STATED PROBLEM »
Read the lines that follow and tally those with the word "text"; give the number and nothing else.

(Figure dataset records)
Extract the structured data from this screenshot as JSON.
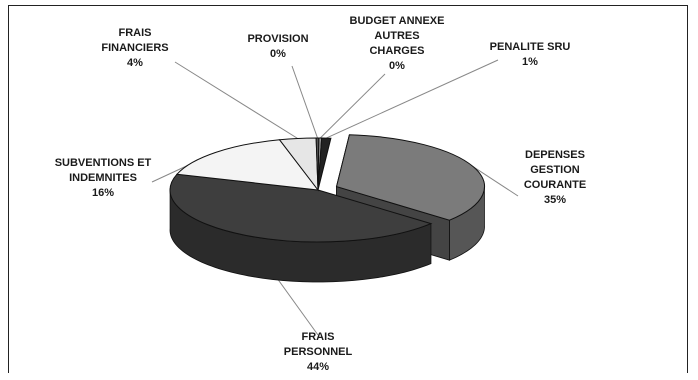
{
  "chart_data": {
    "type": "pie",
    "title": "",
    "slices": [
      {
        "label_lines": [
          "DEPENSES",
          "GESTION",
          "COURANTE"
        ],
        "pct_label": "35%",
        "value": 35,
        "color": "#7b7b7b"
      },
      {
        "label_lines": [
          "FRAIS",
          "PERSONNEL"
        ],
        "pct_label": "44%",
        "value": 44,
        "color": "#3e3e3e"
      },
      {
        "label_lines": [
          "SUBVENTIONS ET",
          "INDEMNITES"
        ],
        "pct_label": "16%",
        "value": 16,
        "color": "#f4f4f4"
      },
      {
        "label_lines": [
          "FRAIS",
          "FINANCIERS"
        ],
        "pct_label": "4%",
        "value": 4,
        "color": "#e6e6e6"
      },
      {
        "label_lines": [
          "PROVISION"
        ],
        "pct_label": "0%",
        "value": 0.3,
        "color": "#555555"
      },
      {
        "label_lines": [
          "BUDGET ANNEXE",
          "AUTRES",
          "CHARGES"
        ],
        "pct_label": "0%",
        "value": 0.3,
        "color": "#9a9a9a"
      },
      {
        "label_lines": [
          "PENALITE SRU"
        ],
        "pct_label": "1%",
        "value": 1,
        "color": "#222222"
      }
    ]
  }
}
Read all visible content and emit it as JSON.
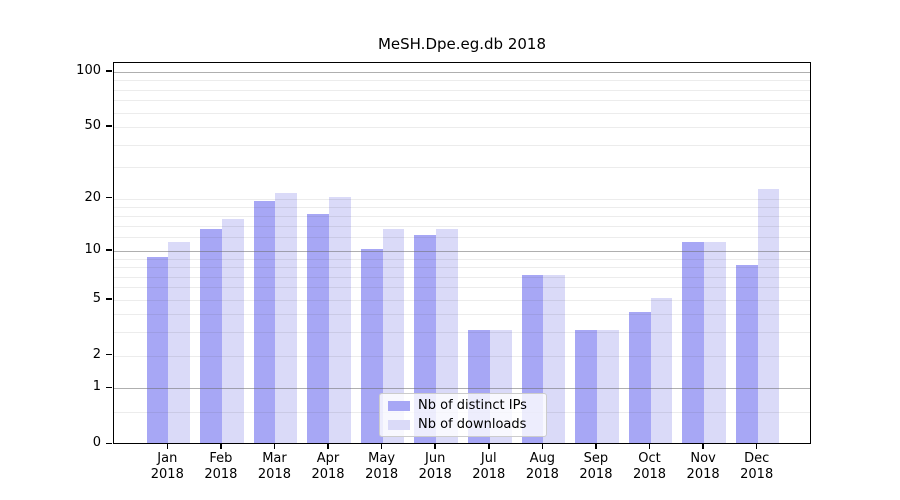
{
  "chart_data": {
    "type": "bar",
    "title": "MeSH.Dpe.eg.db 2018",
    "categories": [
      "Jan 2018",
      "Feb 2018",
      "Mar 2018",
      "Apr 2018",
      "May 2018",
      "Jun 2018",
      "Jul 2018",
      "Aug 2018",
      "Sep 2018",
      "Oct 2018",
      "Nov 2018",
      "Dec 2018"
    ],
    "x_tick_top": [
      "Jan",
      "Feb",
      "Mar",
      "Apr",
      "May",
      "Jun",
      "Jul",
      "Aug",
      "Sep",
      "Oct",
      "Nov",
      "Dec"
    ],
    "x_tick_bottom": [
      "2018",
      "2018",
      "2018",
      "2018",
      "2018",
      "2018",
      "2018",
      "2018",
      "2018",
      "2018",
      "2018",
      "2018"
    ],
    "series": [
      {
        "name": "Nb of distinct IPs",
        "color": "#a7a7f5",
        "values": [
          9,
          13,
          19,
          16,
          10,
          12,
          3,
          7,
          3,
          4,
          11,
          8
        ]
      },
      {
        "name": "Nb of downloads",
        "color": "#dadaf8",
        "values": [
          11,
          15,
          21,
          20,
          13,
          13,
          3,
          7,
          3,
          5,
          11,
          22
        ]
      }
    ],
    "y_axis": {
      "scale": "log10(1+v)",
      "ylim": [
        0,
        100
      ],
      "tick_values": [
        100,
        50,
        20,
        10,
        5,
        2,
        1,
        0
      ],
      "tick_labels": [
        "100",
        "50",
        "20",
        "10",
        "5",
        "2",
        "1",
        "0"
      ]
    },
    "gridlines": {
      "major": [
        1,
        10,
        100
      ],
      "minor": [
        0.5,
        2,
        3,
        4,
        5,
        6,
        7,
        8,
        9,
        12,
        14,
        16,
        18,
        20,
        30,
        40,
        50,
        60,
        70,
        80,
        90
      ]
    },
    "legend_position": "lower center",
    "grid": true,
    "colors": {
      "spine": "#000000",
      "major_grid": "#b0b0b0",
      "minor_grid": "#e8e8e8",
      "text": "#000000"
    }
  }
}
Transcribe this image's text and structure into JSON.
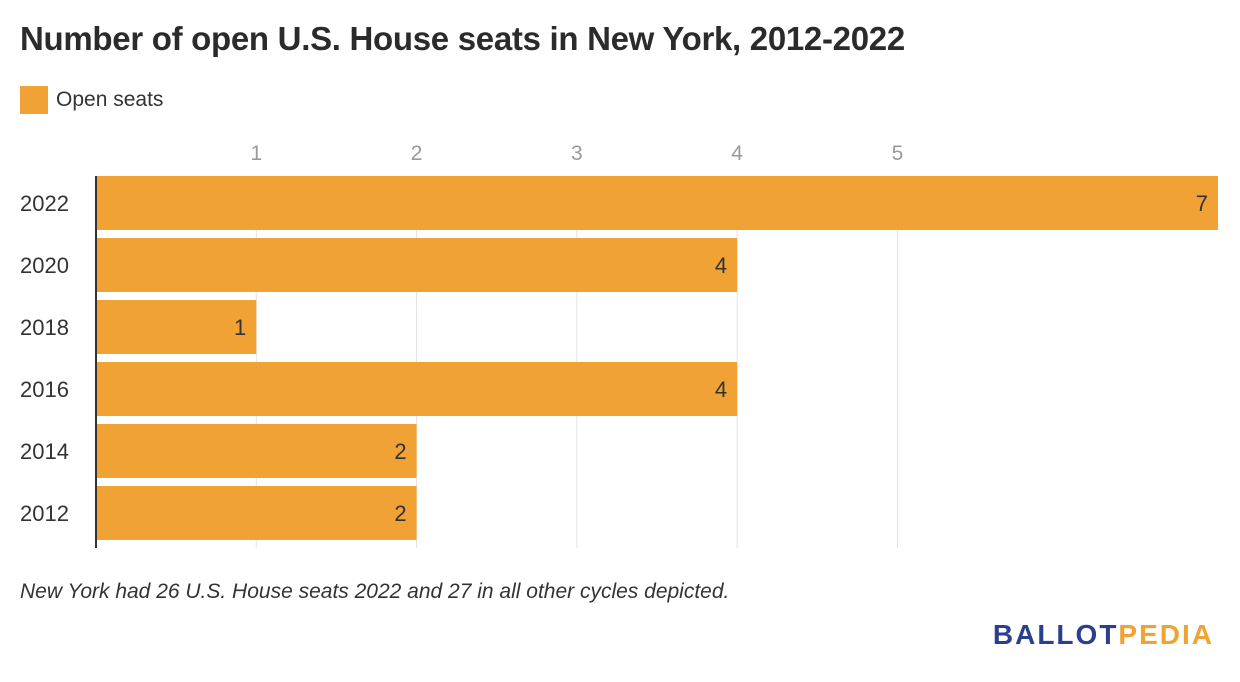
{
  "colors": {
    "bar": "#f0a334",
    "grid": "#e3e3e3",
    "axis": "#333333"
  },
  "chart_data": {
    "type": "bar",
    "orientation": "horizontal",
    "title": "Number of open U.S. House seats in New York, 2012-2022",
    "categories": [
      "2022",
      "2020",
      "2018",
      "2016",
      "2014",
      "2012"
    ],
    "series": [
      {
        "name": "Open seats",
        "values": [
          7,
          4,
          1,
          4,
          2,
          2
        ]
      }
    ],
    "x_ticks": [
      1,
      2,
      3,
      4,
      5
    ],
    "xlim": [
      0,
      7
    ],
    "grid": true,
    "legend": "top-left",
    "note": "New York had 26 U.S. House seats 2022 and 27 in all other cycles depicted."
  },
  "logo": {
    "part1": "BALLOT",
    "part2": "PEDIA"
  }
}
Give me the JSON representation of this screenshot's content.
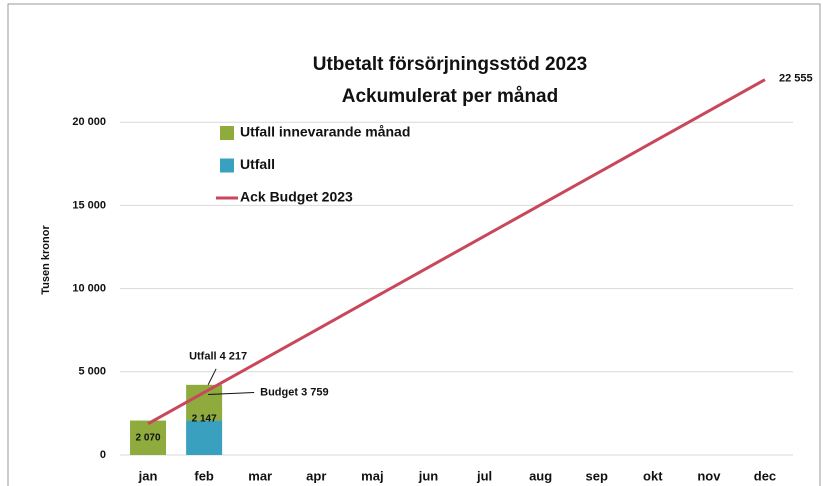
{
  "chart_data": {
    "type": "bar",
    "stacked": true,
    "title": "Utbetalt försörjningsstöd 2023",
    "subtitle": "Ackumulerat per månad",
    "y_label": "Tusen kronor",
    "categories": [
      "jan",
      "feb",
      "mar",
      "apr",
      "maj",
      "jun",
      "jul",
      "aug",
      "sep",
      "okt",
      "nov",
      "dec"
    ],
    "series": [
      {
        "name": "Utfall innevarande månad",
        "type": "bar",
        "color": "#8fab3e",
        "values": [
          2070,
          2147,
          null,
          null,
          null,
          null,
          null,
          null,
          null,
          null,
          null,
          null
        ],
        "value_labels": [
          "2 070",
          "2 147",
          null,
          null,
          null,
          null,
          null,
          null,
          null,
          null,
          null,
          null
        ]
      },
      {
        "name": "Utfall",
        "type": "bar",
        "color": "#3aa0bf",
        "values": [
          null,
          2070,
          null,
          null,
          null,
          null,
          null,
          null,
          null,
          null,
          null,
          null
        ]
      },
      {
        "name": "Ack Budget 2023",
        "type": "line",
        "color": "#c9475a",
        "values": [
          1880,
          3759,
          5639,
          7518,
          9398,
          11278,
          13157,
          15037,
          16916,
          18796,
          20675,
          22555
        ],
        "value_labels": [
          null,
          "Budget 3 759",
          null,
          null,
          null,
          null,
          null,
          null,
          null,
          null,
          null,
          "22 555"
        ]
      }
    ],
    "annotations": [
      "Utfall 4 217"
    ],
    "ylim": [
      0,
      25000
    ],
    "yticks": [
      0,
      {
        "value": 5000,
        "label": "5 000"
      },
      {
        "value": 10000,
        "label": "10 000"
      },
      {
        "value": 15000,
        "label": "15 000"
      },
      {
        "value": 20000,
        "label": "20 000"
      }
    ],
    "grid": true,
    "legend": "upper left"
  }
}
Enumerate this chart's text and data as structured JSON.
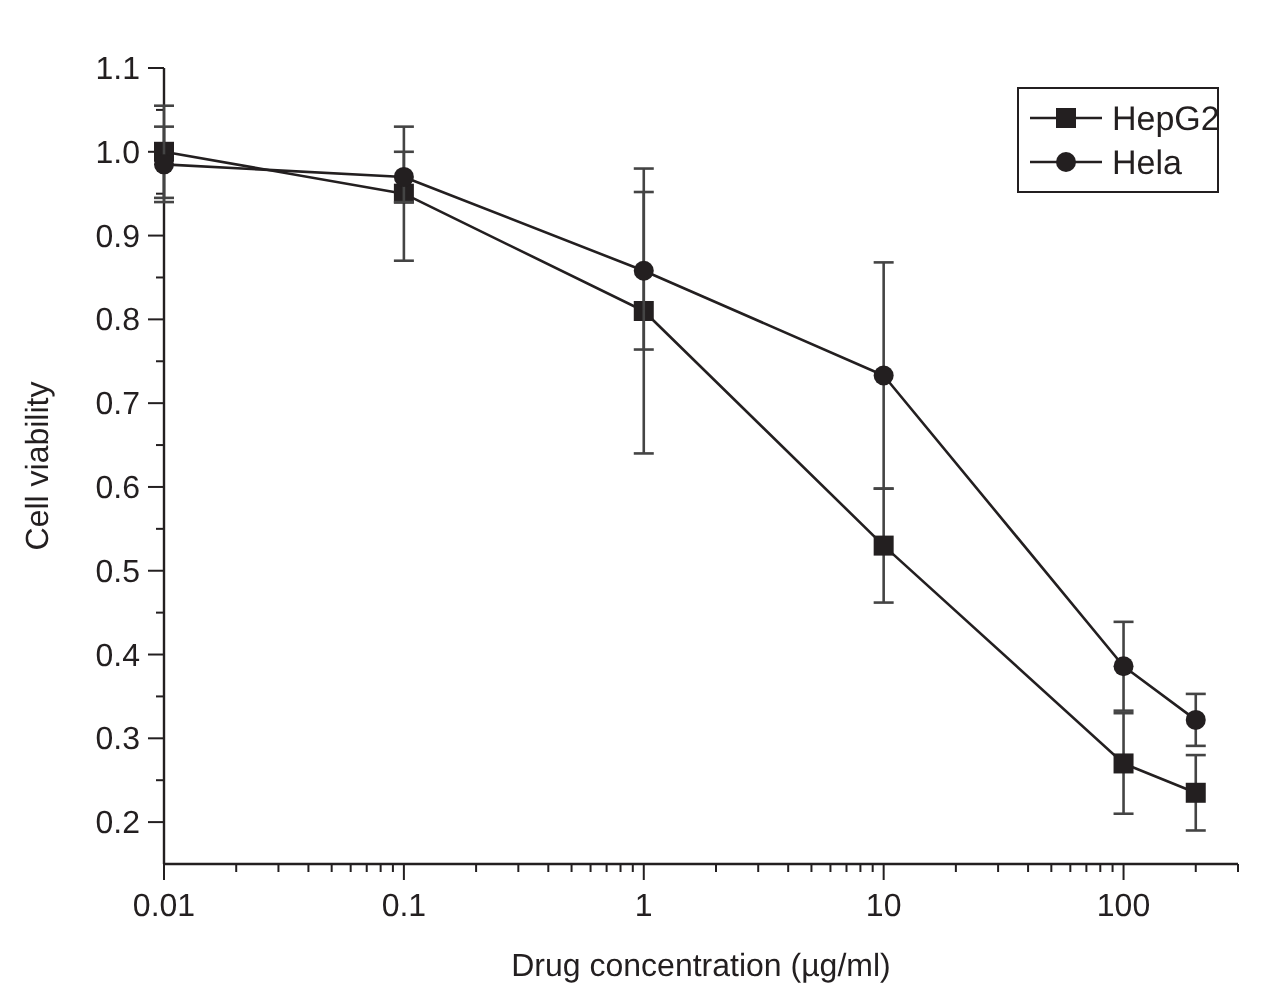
{
  "chart_data": {
    "type": "line",
    "xlabel": "Drug concentration (µg/ml)",
    "ylabel": "Cell viability",
    "log": "x",
    "x": [
      0.01,
      0.1,
      1,
      10,
      100,
      200
    ],
    "xlim": [
      0.01,
      300
    ],
    "xticks": [
      0.01,
      0.1,
      1,
      10,
      100
    ],
    "ylim": [
      0.15,
      1.1
    ],
    "yticks": [
      {
        "value": 0.2,
        "label": "0.2"
      },
      {
        "value": 0.3,
        "label": "0.3"
      },
      {
        "value": 0.4,
        "label": "0.4"
      },
      {
        "value": 0.5,
        "label": "0.5"
      },
      {
        "value": 0.6,
        "label": "0.6"
      },
      {
        "value": 0.7,
        "label": "0.7"
      },
      {
        "value": 0.8,
        "label": "0.8"
      },
      {
        "value": 0.9,
        "label": "0.9"
      },
      {
        "value": 1.0,
        "label": "1.0"
      },
      {
        "value": 1.1,
        "label": "1.1"
      }
    ],
    "legend": "top right",
    "grid": false,
    "line_style": "solid",
    "series": [
      {
        "name": "HepG2",
        "color": "#231f20",
        "marker": "square",
        "values": [
          1.0,
          0.95,
          0.81,
          0.53,
          0.27,
          0.235
        ],
        "errors": [
          0.055,
          0.08,
          0.17,
          0.068,
          0.06,
          0.045
        ]
      },
      {
        "name": "Hela",
        "color": "#231f20",
        "marker": "circle",
        "values": [
          0.985,
          0.97,
          0.858,
          0.733,
          0.386,
          0.322
        ],
        "errors": [
          0.045,
          0.03,
          0.094,
          0.135,
          0.053,
          0.031
        ]
      }
    ]
  }
}
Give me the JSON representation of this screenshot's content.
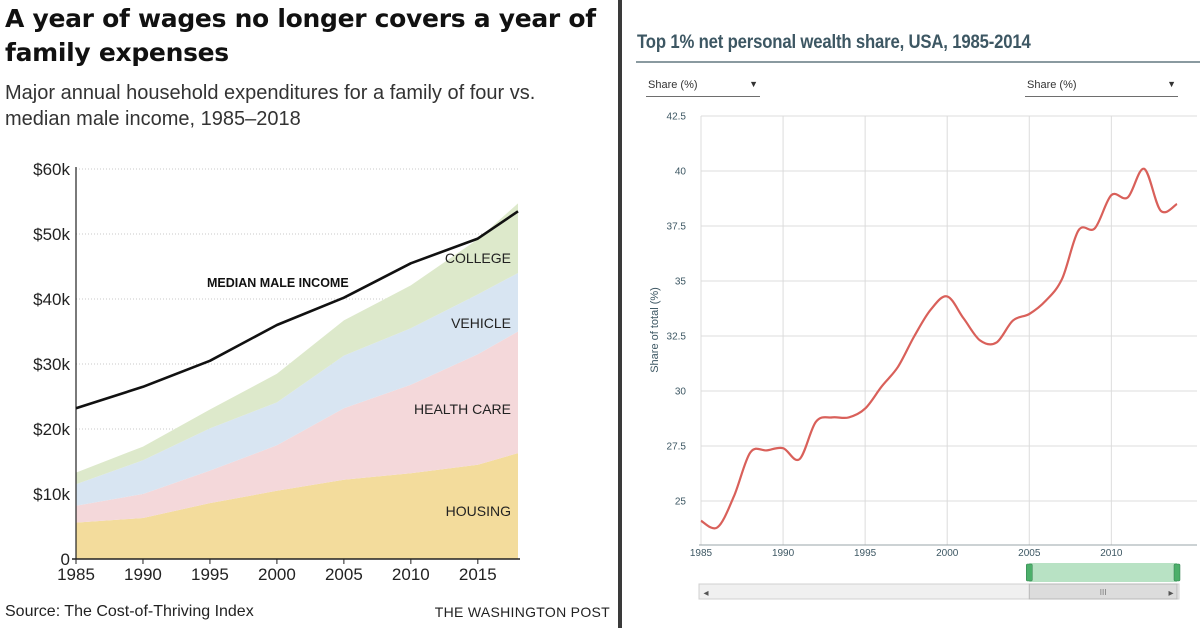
{
  "left": {
    "title": "A year of wages no longer covers a year of family expenses",
    "subtitle": "Major annual household expenditures for a family of four vs. median male income, 1985–2018",
    "source": "Source: The Cost-of-Thriving Index",
    "credit": "THE WASHINGTON POST",
    "colors": {
      "housing": "#f3dc9c",
      "health_care": "#f4d8da",
      "vehicle": "#d8e5f2",
      "college": "#dde9cb",
      "income_line": "#111111"
    }
  },
  "right": {
    "title": "Top 1% net personal wealth share, USA, 1985-2014",
    "dropdown_left": "Share (%)",
    "dropdown_right": "Share (%)",
    "caret": "▼",
    "scroll_left_arrow": "◂",
    "scroll_right_arrow": "▸",
    "scroll_grip": "III",
    "range_selection": [
      2005,
      2014
    ],
    "colors": {
      "line": "#d9605a",
      "grid": "#dcdcdc",
      "navigator": "#b8e2c4",
      "handle": "#4caf6a"
    }
  },
  "chart_data": [
    {
      "type": "area",
      "stacked": true,
      "xlim": [
        1985,
        2018
      ],
      "ylim": [
        0,
        60000
      ],
      "y_ticks": [
        0,
        10000,
        20000,
        30000,
        40000,
        50000,
        60000
      ],
      "y_tick_labels": [
        "0",
        "$10k",
        "$20k",
        "$30k",
        "$40k",
        "$50k",
        "$60k"
      ],
      "x_ticks": [
        1985,
        1990,
        1995,
        2000,
        2005,
        2010,
        2015
      ],
      "x_tick_labels": [
        "1985",
        "1990",
        "1995",
        "2000",
        "2005",
        "2010",
        "2015"
      ],
      "x": [
        1985,
        1990,
        1995,
        2000,
        2005,
        2010,
        2015,
        2018
      ],
      "series": [
        {
          "name": "HOUSING",
          "values": [
            5600,
            6300,
            8600,
            10500,
            12200,
            13200,
            14500,
            16300
          ]
        },
        {
          "name": "HEALTH CARE",
          "values": [
            2600,
            3700,
            5000,
            7000,
            11000,
            13600,
            17000,
            18700
          ]
        },
        {
          "name": "VEHICLE",
          "values": [
            3300,
            5200,
            6500,
            6600,
            8100,
            8700,
            9200,
            9000
          ]
        },
        {
          "name": "COLLEGE",
          "values": [
            1800,
            2100,
            2900,
            4400,
            5400,
            6600,
            8500,
            10700
          ]
        }
      ],
      "line": {
        "name": "MEDIAN MALE INCOME",
        "values": [
          23200,
          26500,
          30500,
          36000,
          40200,
          45500,
          49300,
          53500
        ]
      }
    },
    {
      "type": "line",
      "ylabel": "Share of total (%)",
      "xlim": [
        1985,
        2014
      ],
      "ylim": [
        23,
        42.5
      ],
      "y_ticks": [
        25,
        27.5,
        30,
        32.5,
        35,
        37.5,
        40,
        42.5
      ],
      "y_tick_labels": [
        "25",
        "27.5",
        "30",
        "32.5",
        "35",
        "37.5",
        "40",
        "42.5"
      ],
      "x_ticks": [
        1985,
        1990,
        1995,
        2000,
        2005,
        2010
      ],
      "x_tick_labels": [
        "1985",
        "1990",
        "1995",
        "2000",
        "2005",
        "2010"
      ],
      "x": [
        1985,
        1986,
        1987,
        1988,
        1989,
        1990,
        1991,
        1992,
        1993,
        1994,
        1995,
        1996,
        1997,
        1998,
        1999,
        2000,
        2001,
        2002,
        2003,
        2004,
        2005,
        2006,
        2007,
        2008,
        2009,
        2010,
        2011,
        2012,
        2013,
        2014
      ],
      "y": [
        24.1,
        23.8,
        25.2,
        27.2,
        27.3,
        27.4,
        26.9,
        28.6,
        28.8,
        28.8,
        29.2,
        30.2,
        31.1,
        32.5,
        33.7,
        34.3,
        33.3,
        32.3,
        32.2,
        33.2,
        33.5,
        34.1,
        35.1,
        37.3,
        37.4,
        38.9,
        38.8,
        40.1,
        38.2,
        38.5
      ]
    }
  ]
}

ANSWER FOR THIS EXERCISE »
3